§ ENTRIES PROVIDED:

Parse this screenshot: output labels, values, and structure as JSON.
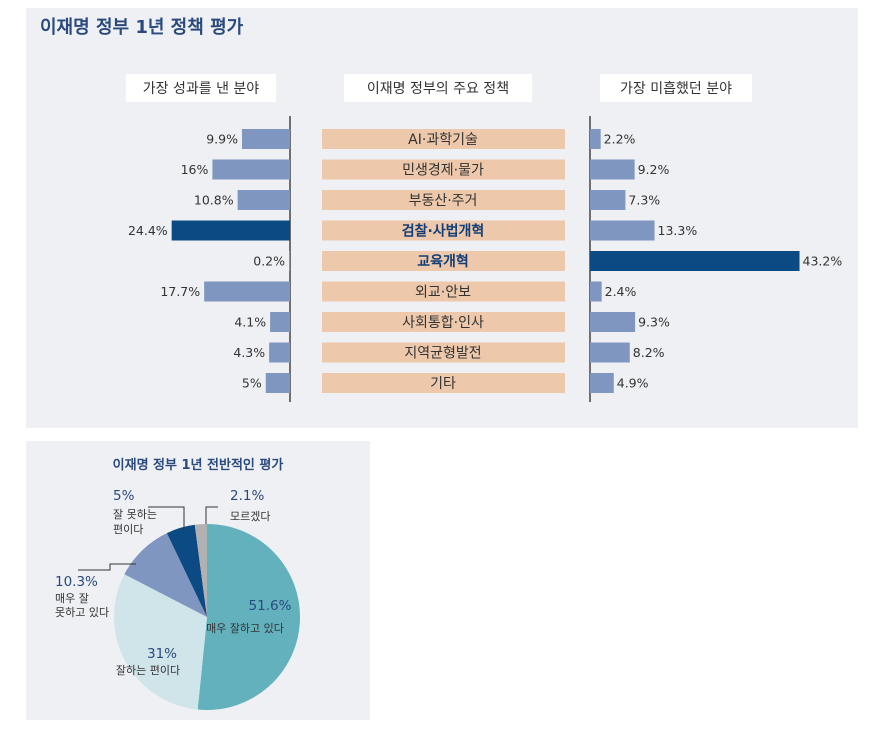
{
  "colors": {
    "bar": "#7f96c0",
    "bar_highlight": "#0c4a84",
    "category_box": "#edc8ab",
    "header_box": "#ffffff",
    "axis_line": "#444444",
    "pie": [
      "#62b1bd",
      "#d0e5ea",
      "#7f96c0",
      "#0c4a84",
      "#b1b1b1"
    ]
  },
  "chart_data": [
    {
      "type": "bar",
      "title": "이재명 정부 1년 정책 평가",
      "center_header": "이재명 정부의 주요 정책",
      "categories": [
        "AI·과학기술",
        "민생경제·물가",
        "부동산·주거",
        "검찰·사법개혁",
        "교육개혁",
        "외교·안보",
        "사회통합·인사",
        "지역균형발전",
        "기타"
      ],
      "highlighted_categories": [
        "검찰·사법개혁",
        "교육개혁"
      ],
      "series": [
        {
          "name": "가장 성과를 낸 분야",
          "values": [
            9.9,
            16,
            10.8,
            24.4,
            0.2,
            17.7,
            4.1,
            4.3,
            5
          ],
          "labels": [
            "9.9%",
            "16%",
            "10.8%",
            "24.4%",
            "0.2%",
            "17.7%",
            "4.1%",
            "4.3%",
            "5%"
          ],
          "highlight_index": 3
        },
        {
          "name": "가장 미흡했던 분야",
          "values": [
            2.2,
            9.2,
            7.3,
            13.3,
            43.2,
            2.4,
            9.3,
            8.2,
            4.9
          ],
          "labels": [
            "2.2%",
            "9.2%",
            "7.3%",
            "13.3%",
            "43.2%",
            "2.4%",
            "9.3%",
            "8.2%",
            "4.9%"
          ],
          "highlight_index": 4
        }
      ]
    },
    {
      "type": "pie",
      "title": "이재명 정부 1년 전반적인 평가",
      "slices": [
        {
          "label": "매우 잘하고 있다",
          "value": 51.6,
          "pct": "51.6%"
        },
        {
          "label": "잘하는 편이다",
          "value": 31,
          "pct": "31%"
        },
        {
          "label": "매우 잘 못하고 있다",
          "label_lines": [
            "매우 잘",
            "못하고 있다"
          ],
          "value": 10.3,
          "pct": "10.3%"
        },
        {
          "label": "잘 못하는 편이다",
          "label_lines": [
            "잘 못하는",
            "편이다"
          ],
          "value": 5,
          "pct": "5%"
        },
        {
          "label": "모르겠다",
          "value": 2.1,
          "pct": "2.1%"
        }
      ]
    }
  ]
}
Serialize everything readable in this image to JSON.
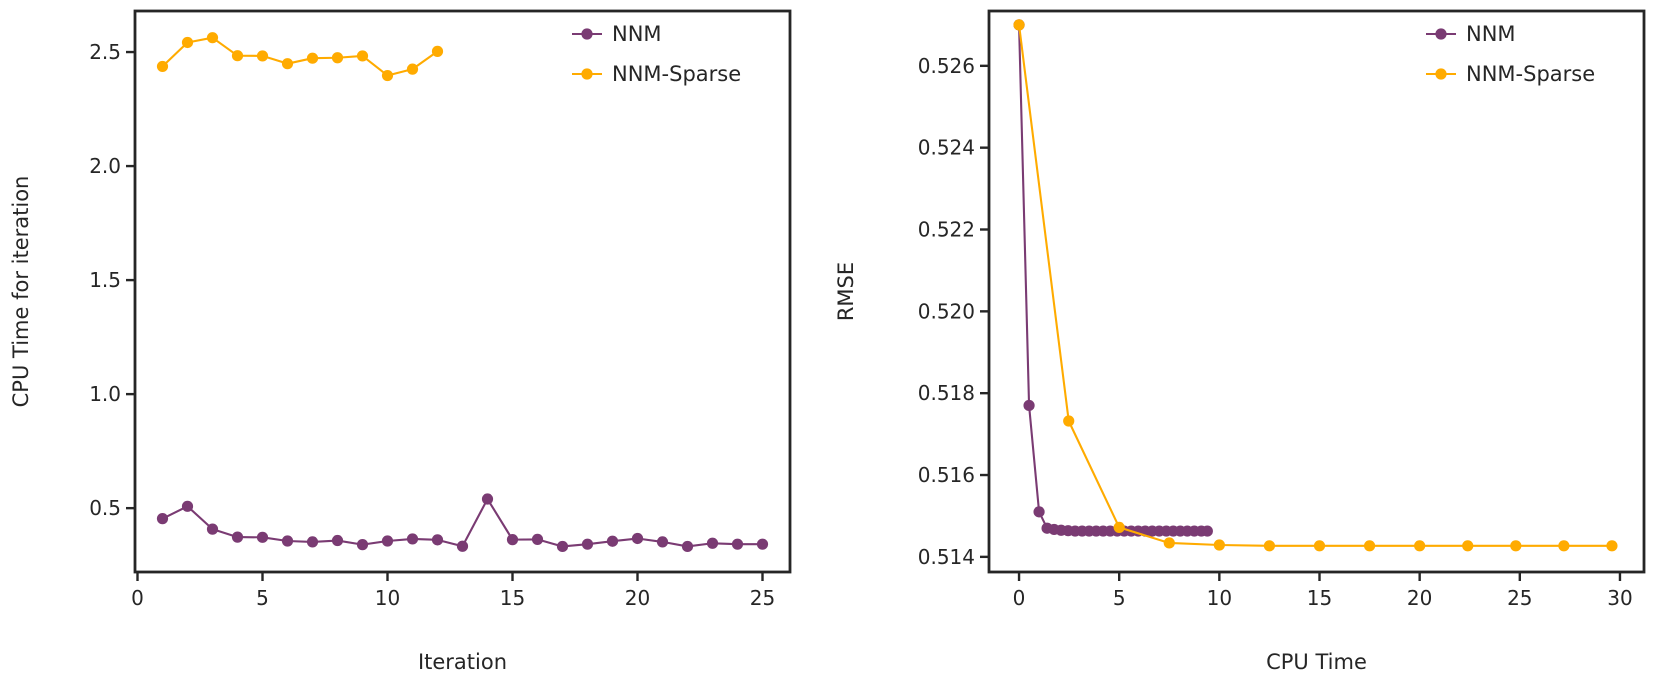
{
  "chart_data": [
    {
      "type": "line",
      "xlabel": "Iteration",
      "ylabel": "CPU Time for iteration",
      "xlim": [
        -0.1,
        26.1
      ],
      "ylim": [
        0.22,
        2.68
      ],
      "xticks": [
        0,
        5,
        10,
        15,
        20,
        25
      ],
      "xtick_labels": [
        "0",
        "5",
        "10",
        "15",
        "20",
        "25"
      ],
      "yticks": [
        0.5,
        1.0,
        1.5,
        2.0,
        2.5
      ],
      "ytick_labels": [
        "0.5",
        "1.0",
        "1.5",
        "2.0",
        "2.5"
      ],
      "grid": false,
      "legend": "top-right",
      "series": [
        {
          "name": "NNM",
          "color": "#7a3b73",
          "x": [
            1,
            2,
            3,
            4,
            5,
            6,
            7,
            8,
            9,
            10,
            11,
            12,
            13,
            14,
            15,
            16,
            17,
            18,
            19,
            20,
            21,
            22,
            23,
            24,
            25
          ],
          "y": [
            0.454,
            0.508,
            0.408,
            0.373,
            0.372,
            0.356,
            0.352,
            0.358,
            0.34,
            0.356,
            0.365,
            0.361,
            0.333,
            0.54,
            0.362,
            0.363,
            0.332,
            0.342,
            0.355,
            0.367,
            0.352,
            0.332,
            0.346,
            0.342,
            0.342
          ]
        },
        {
          "name": "NNM-Sparse",
          "color": "#ffab00",
          "x": [
            1,
            2,
            3,
            4,
            5,
            6,
            7,
            8,
            9,
            10,
            11,
            12
          ],
          "y": [
            2.437,
            2.542,
            2.563,
            2.484,
            2.483,
            2.449,
            2.473,
            2.475,
            2.483,
            2.397,
            2.425,
            2.503
          ]
        }
      ]
    },
    {
      "type": "line",
      "xlabel": "CPU Time",
      "ylabel": "RMSE",
      "xlim": [
        -1.5,
        31.2
      ],
      "ylim": [
        0.51363,
        0.52734
      ],
      "xticks": [
        0,
        5,
        10,
        15,
        20,
        25,
        30
      ],
      "xtick_labels": [
        "0",
        "5",
        "10",
        "15",
        "20",
        "25",
        "30"
      ],
      "yticks": [
        0.514,
        0.516,
        0.518,
        0.52,
        0.522,
        0.524,
        0.526
      ],
      "ytick_labels": [
        "0.514",
        "0.516",
        "0.518",
        "0.520",
        "0.522",
        "0.524",
        "0.526"
      ],
      "grid": false,
      "legend": "top-right",
      "series": [
        {
          "name": "NNM",
          "color": "#7a3b73",
          "x": [
            0.0,
            0.5,
            1.0,
            1.4,
            1.75,
            2.1,
            2.45,
            2.8,
            3.15,
            3.5,
            3.85,
            4.2,
            4.55,
            4.9,
            5.25,
            5.6,
            5.95,
            6.3,
            6.65,
            7.0,
            7.35,
            7.7,
            8.05,
            8.4,
            8.75,
            9.1,
            9.4
          ],
          "y": [
            0.527,
            0.5177,
            0.5151,
            0.5147,
            0.51467,
            0.51465,
            0.51464,
            0.51463,
            0.51463,
            0.51463,
            0.51463,
            0.51463,
            0.51463,
            0.51463,
            0.51463,
            0.51463,
            0.51463,
            0.51463,
            0.51463,
            0.51463,
            0.51463,
            0.51463,
            0.51463,
            0.51463,
            0.51463,
            0.51463,
            0.51463
          ]
        },
        {
          "name": "NNM-Sparse",
          "color": "#ffab00",
          "x": [
            0.0,
            2.48,
            5.0,
            7.5,
            10.0,
            12.5,
            15.0,
            17.5,
            20.0,
            22.4,
            24.8,
            27.2,
            29.6
          ],
          "y": [
            0.527,
            0.51732,
            0.51472,
            0.51434,
            0.51429,
            0.51427,
            0.51427,
            0.51427,
            0.51427,
            0.51427,
            0.51427,
            0.51427,
            0.51427
          ]
        }
      ]
    }
  ]
}
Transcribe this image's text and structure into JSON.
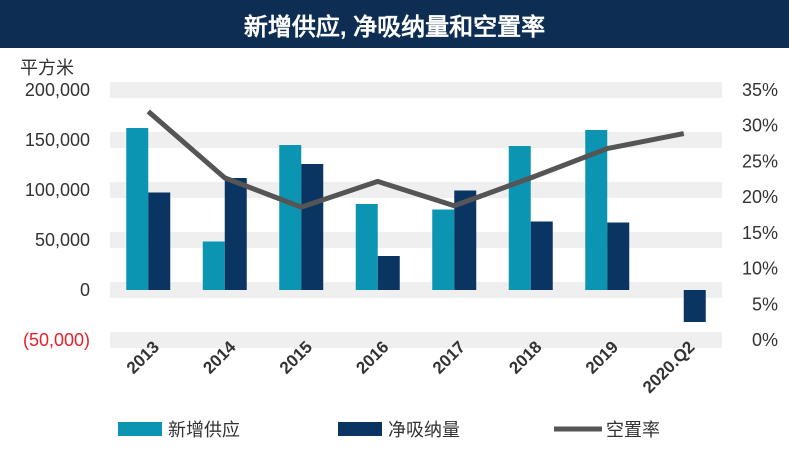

§ STATED TASK: Omit each picture, then return all of the listing exactly as it stands.

§ CORRECT OUTPUT:
Parse this screenshot: output labels, values, and structure as JSON.
{
  "colors": {
    "bar": "#7f96c0",
    "bar_highlight": "#0c4a84",
    "category_box": "#edc8ab",
    "header_box": "#ffffff",
    "axis_line": "#444444",
    "pie": [
      "#62b1bd",
      "#d0e5ea",
      "#7f96c0",
      "#0c4a84",
      "#b1b1b1"
    ]
  },
  "chart_data": [
    {
      "type": "bar",
      "title": "이재명 정부 1년 정책 평가",
      "center_header": "이재명 정부의 주요 정책",
      "categories": [
        "AI·과학기술",
        "민생경제·물가",
        "부동산·주거",
        "검찰·사법개혁",
        "교육개혁",
        "외교·안보",
        "사회통합·인사",
        "지역균형발전",
        "기타"
      ],
      "highlighted_categories": [
        "검찰·사법개혁",
        "교육개혁"
      ],
      "series": [
        {
          "name": "가장 성과를 낸 분야",
          "values": [
            9.9,
            16,
            10.8,
            24.4,
            0.2,
            17.7,
            4.1,
            4.3,
            5
          ],
          "labels": [
            "9.9%",
            "16%",
            "10.8%",
            "24.4%",
            "0.2%",
            "17.7%",
            "4.1%",
            "4.3%",
            "5%"
          ],
          "highlight_index": 3
        },
        {
          "name": "가장 미흡했던 분야",
          "values": [
            2.2,
            9.2,
            7.3,
            13.3,
            43.2,
            2.4,
            9.3,
            8.2,
            4.9
          ],
          "labels": [
            "2.2%",
            "9.2%",
            "7.3%",
            "13.3%",
            "43.2%",
            "2.4%",
            "9.3%",
            "8.2%",
            "4.9%"
          ],
          "highlight_index": 4
        }
      ]
    },
    {
      "type": "pie",
      "title": "이재명 정부 1년 전반적인 평가",
      "slices": [
        {
          "label": "매우 잘하고 있다",
          "value": 51.6,
          "pct": "51.6%"
        },
        {
          "label": "잘하는 편이다",
          "value": 31,
          "pct": "31%"
        },
        {
          "label": "매우 잘 못하고 있다",
          "label_lines": [
            "매우 잘",
            "못하고 있다"
          ],
          "value": 10.3,
          "pct": "10.3%"
        },
        {
          "label": "잘 못하는 편이다",
          "label_lines": [
            "잘 못하는",
            "편이다"
          ],
          "value": 5,
          "pct": "5%"
        },
        {
          "label": "모르겠다",
          "value": 2.1,
          "pct": "2.1%"
        }
      ]
    }
  ]
}
Serialize everything readable in this image to JSON.
{
  "chart_data": [
    {
      "type": "line",
      "xlabel": "Iteration",
      "ylabel": "CPU Time for iteration",
      "xlim": [
        -0.1,
        26.1
      ],
      "ylim": [
        0.22,
        2.68
      ],
      "xticks": [
        0,
        5,
        10,
        15,
        20,
        25
      ],
      "xtick_labels": [
        "0",
        "5",
        "10",
        "15",
        "20",
        "25"
      ],
      "yticks": [
        0.5,
        1.0,
        1.5,
        2.0,
        2.5
      ],
      "ytick_labels": [
        "0.5",
        "1.0",
        "1.5",
        "2.0",
        "2.5"
      ],
      "grid": false,
      "legend": "top-right",
      "series": [
        {
          "name": "NNM",
          "color": "#7a3b73",
          "x": [
            1,
            2,
            3,
            4,
            5,
            6,
            7,
            8,
            9,
            10,
            11,
            12,
            13,
            14,
            15,
            16,
            17,
            18,
            19,
            20,
            21,
            22,
            23,
            24,
            25
          ],
          "y": [
            0.454,
            0.508,
            0.408,
            0.373,
            0.372,
            0.356,
            0.352,
            0.358,
            0.34,
            0.356,
            0.365,
            0.361,
            0.333,
            0.54,
            0.362,
            0.363,
            0.332,
            0.342,
            0.355,
            0.367,
            0.352,
            0.332,
            0.346,
            0.342,
            0.342
          ]
        },
        {
          "name": "NNM-Sparse",
          "color": "#ffab00",
          "x": [
            1,
            2,
            3,
            4,
            5,
            6,
            7,
            8,
            9,
            10,
            11,
            12
          ],
          "y": [
            2.437,
            2.542,
            2.563,
            2.484,
            2.483,
            2.449,
            2.473,
            2.475,
            2.483,
            2.397,
            2.425,
            2.503
          ]
        }
      ]
    },
    {
      "type": "line",
      "xlabel": "CPU Time",
      "ylabel": "RMSE",
      "xlim": [
        -1.5,
        31.2
      ],
      "ylim": [
        0.51363,
        0.52734
      ],
      "xticks": [
        0,
        5,
        10,
        15,
        20,
        25,
        30
      ],
      "xtick_labels": [
        "0",
        "5",
        "10",
        "15",
        "20",
        "25",
        "30"
      ],
      "yticks": [
        0.514,
        0.516,
        0.518,
        0.52,
        0.522,
        0.524,
        0.526
      ],
      "ytick_labels": [
        "0.514",
        "0.516",
        "0.518",
        "0.520",
        "0.522",
        "0.524",
        "0.526"
      ],
      "grid": false,
      "legend": "top-right",
      "series": [
        {
          "name": "NNM",
          "color": "#7a3b73",
          "x": [
            0.0,
            0.5,
            1.0,
            1.4,
            1.75,
            2.1,
            2.45,
            2.8,
            3.15,
            3.5,
            3.85,
            4.2,
            4.55,
            4.9,
            5.25,
            5.6,
            5.95,
            6.3,
            6.65,
            7.0,
            7.35,
            7.7,
            8.05,
            8.4,
            8.75,
            9.1,
            9.4
          ],
          "y": [
            0.527,
            0.5177,
            0.5151,
            0.5147,
            0.51467,
            0.51465,
            0.51464,
            0.51463,
            0.51463,
            0.51463,
            0.51463,
            0.51463,
            0.51463,
            0.51463,
            0.51463,
            0.51463,
            0.51463,
            0.51463,
            0.51463,
            0.51463,
            0.51463,
            0.51463,
            0.51463,
            0.51463,
            0.51463,
            0.51463,
            0.51463
          ]
        },
        {
          "name": "NNM-Sparse",
          "color": "#ffab00",
          "x": [
            0.0,
            2.48,
            5.0,
            7.5,
            10.0,
            12.5,
            15.0,
            17.5,
            20.0,
            22.4,
            24.8,
            27.2,
            29.6
          ],
          "y": [
            0.527,
            0.51732,
            0.51472,
            0.51434,
            0.51429,
            0.51427,
            0.51427,
            0.51427,
            0.51427,
            0.51427,
            0.51427,
            0.51427,
            0.51427
          ]
        }
      ]
    }
  ]
}
Transcribe this image's text and structure into JSON.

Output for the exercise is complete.